SET EXERCISE: Report only how many lines hold the word "harte".

(Dataset excerpts)

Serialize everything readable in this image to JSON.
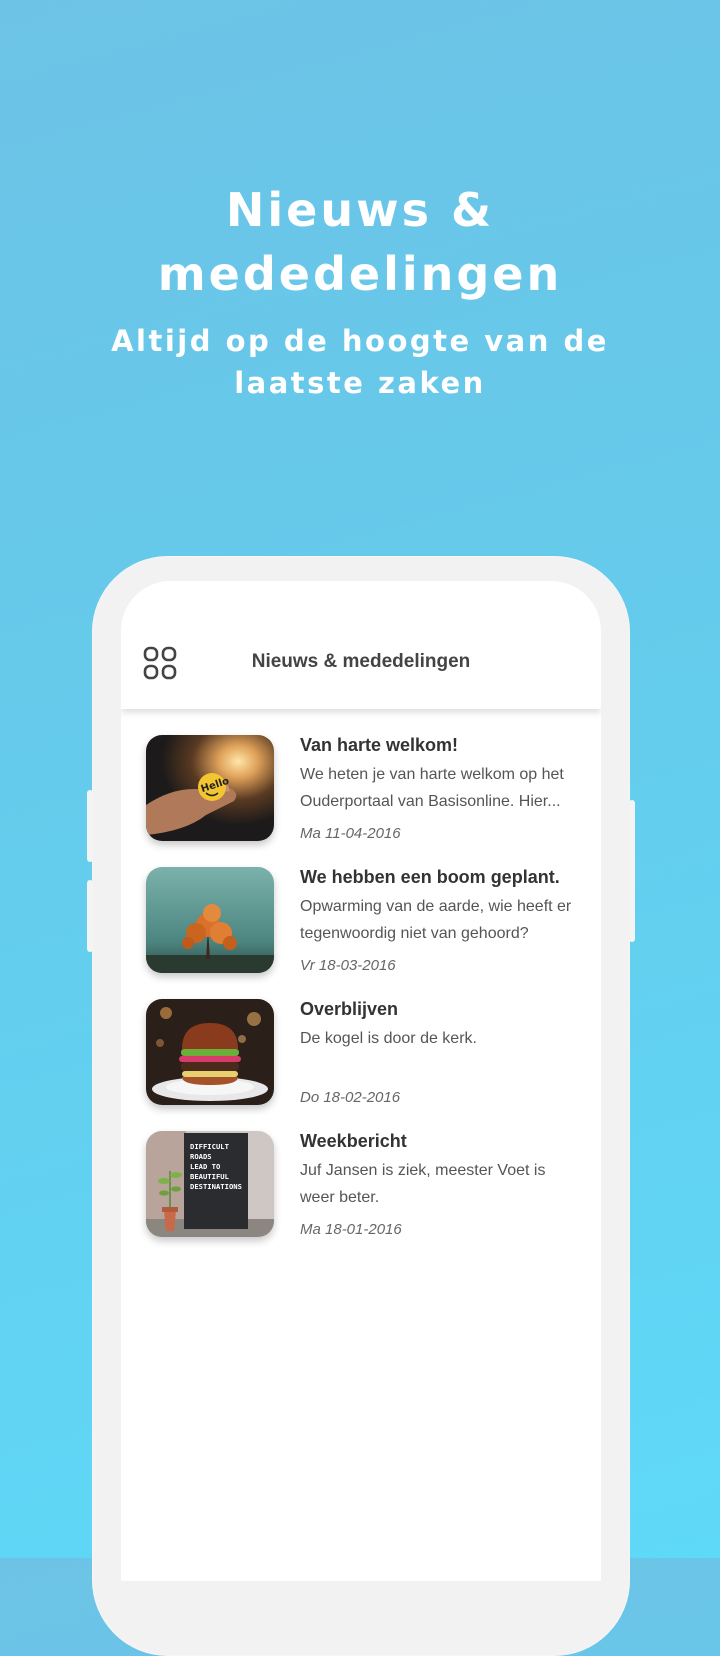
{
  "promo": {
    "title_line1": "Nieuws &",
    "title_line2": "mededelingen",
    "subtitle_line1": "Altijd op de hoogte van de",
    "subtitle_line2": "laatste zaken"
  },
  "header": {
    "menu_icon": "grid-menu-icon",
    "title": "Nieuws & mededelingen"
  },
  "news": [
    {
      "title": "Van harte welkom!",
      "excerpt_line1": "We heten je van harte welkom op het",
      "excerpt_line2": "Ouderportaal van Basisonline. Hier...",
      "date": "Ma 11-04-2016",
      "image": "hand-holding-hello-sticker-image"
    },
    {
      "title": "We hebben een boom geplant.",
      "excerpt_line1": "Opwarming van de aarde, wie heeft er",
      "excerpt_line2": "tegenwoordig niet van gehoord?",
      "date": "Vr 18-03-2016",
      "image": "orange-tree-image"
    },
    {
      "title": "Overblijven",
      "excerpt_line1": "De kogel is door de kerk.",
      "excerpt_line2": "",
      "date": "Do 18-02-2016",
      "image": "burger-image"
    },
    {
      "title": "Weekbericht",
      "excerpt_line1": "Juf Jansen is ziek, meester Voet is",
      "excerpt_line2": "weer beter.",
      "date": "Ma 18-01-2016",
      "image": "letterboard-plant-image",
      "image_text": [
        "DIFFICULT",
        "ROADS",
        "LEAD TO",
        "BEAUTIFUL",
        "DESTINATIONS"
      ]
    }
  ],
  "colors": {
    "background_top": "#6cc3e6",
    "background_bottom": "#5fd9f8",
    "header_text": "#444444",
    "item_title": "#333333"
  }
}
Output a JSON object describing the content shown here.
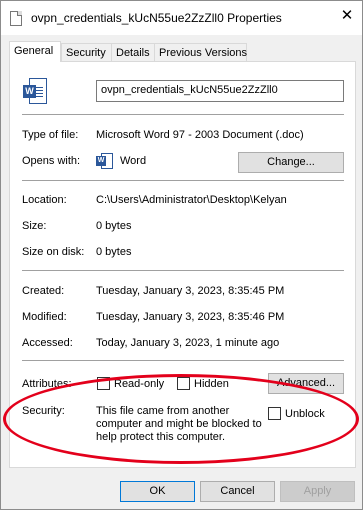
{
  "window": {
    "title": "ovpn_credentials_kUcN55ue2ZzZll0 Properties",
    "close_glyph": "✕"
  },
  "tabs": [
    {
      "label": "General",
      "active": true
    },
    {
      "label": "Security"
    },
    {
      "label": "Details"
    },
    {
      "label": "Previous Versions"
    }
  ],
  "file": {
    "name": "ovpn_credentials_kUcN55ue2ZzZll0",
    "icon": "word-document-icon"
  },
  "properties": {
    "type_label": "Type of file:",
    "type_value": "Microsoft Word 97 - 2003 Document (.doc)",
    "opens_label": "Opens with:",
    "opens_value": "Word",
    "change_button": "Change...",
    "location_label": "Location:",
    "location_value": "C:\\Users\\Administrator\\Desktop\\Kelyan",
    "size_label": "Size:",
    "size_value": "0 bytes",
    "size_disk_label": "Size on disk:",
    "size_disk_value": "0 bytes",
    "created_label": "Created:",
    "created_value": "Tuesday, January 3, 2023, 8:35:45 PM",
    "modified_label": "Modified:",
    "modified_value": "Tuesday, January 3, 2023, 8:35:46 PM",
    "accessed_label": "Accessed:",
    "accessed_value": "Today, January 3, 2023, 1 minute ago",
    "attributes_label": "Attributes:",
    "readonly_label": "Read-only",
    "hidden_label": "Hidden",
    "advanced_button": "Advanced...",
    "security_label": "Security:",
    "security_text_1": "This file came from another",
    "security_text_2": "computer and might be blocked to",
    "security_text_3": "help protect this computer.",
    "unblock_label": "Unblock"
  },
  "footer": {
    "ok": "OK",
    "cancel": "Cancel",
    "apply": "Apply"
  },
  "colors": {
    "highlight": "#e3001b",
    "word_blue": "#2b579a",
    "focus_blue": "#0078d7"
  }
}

EXPECTED OUTPUT: 2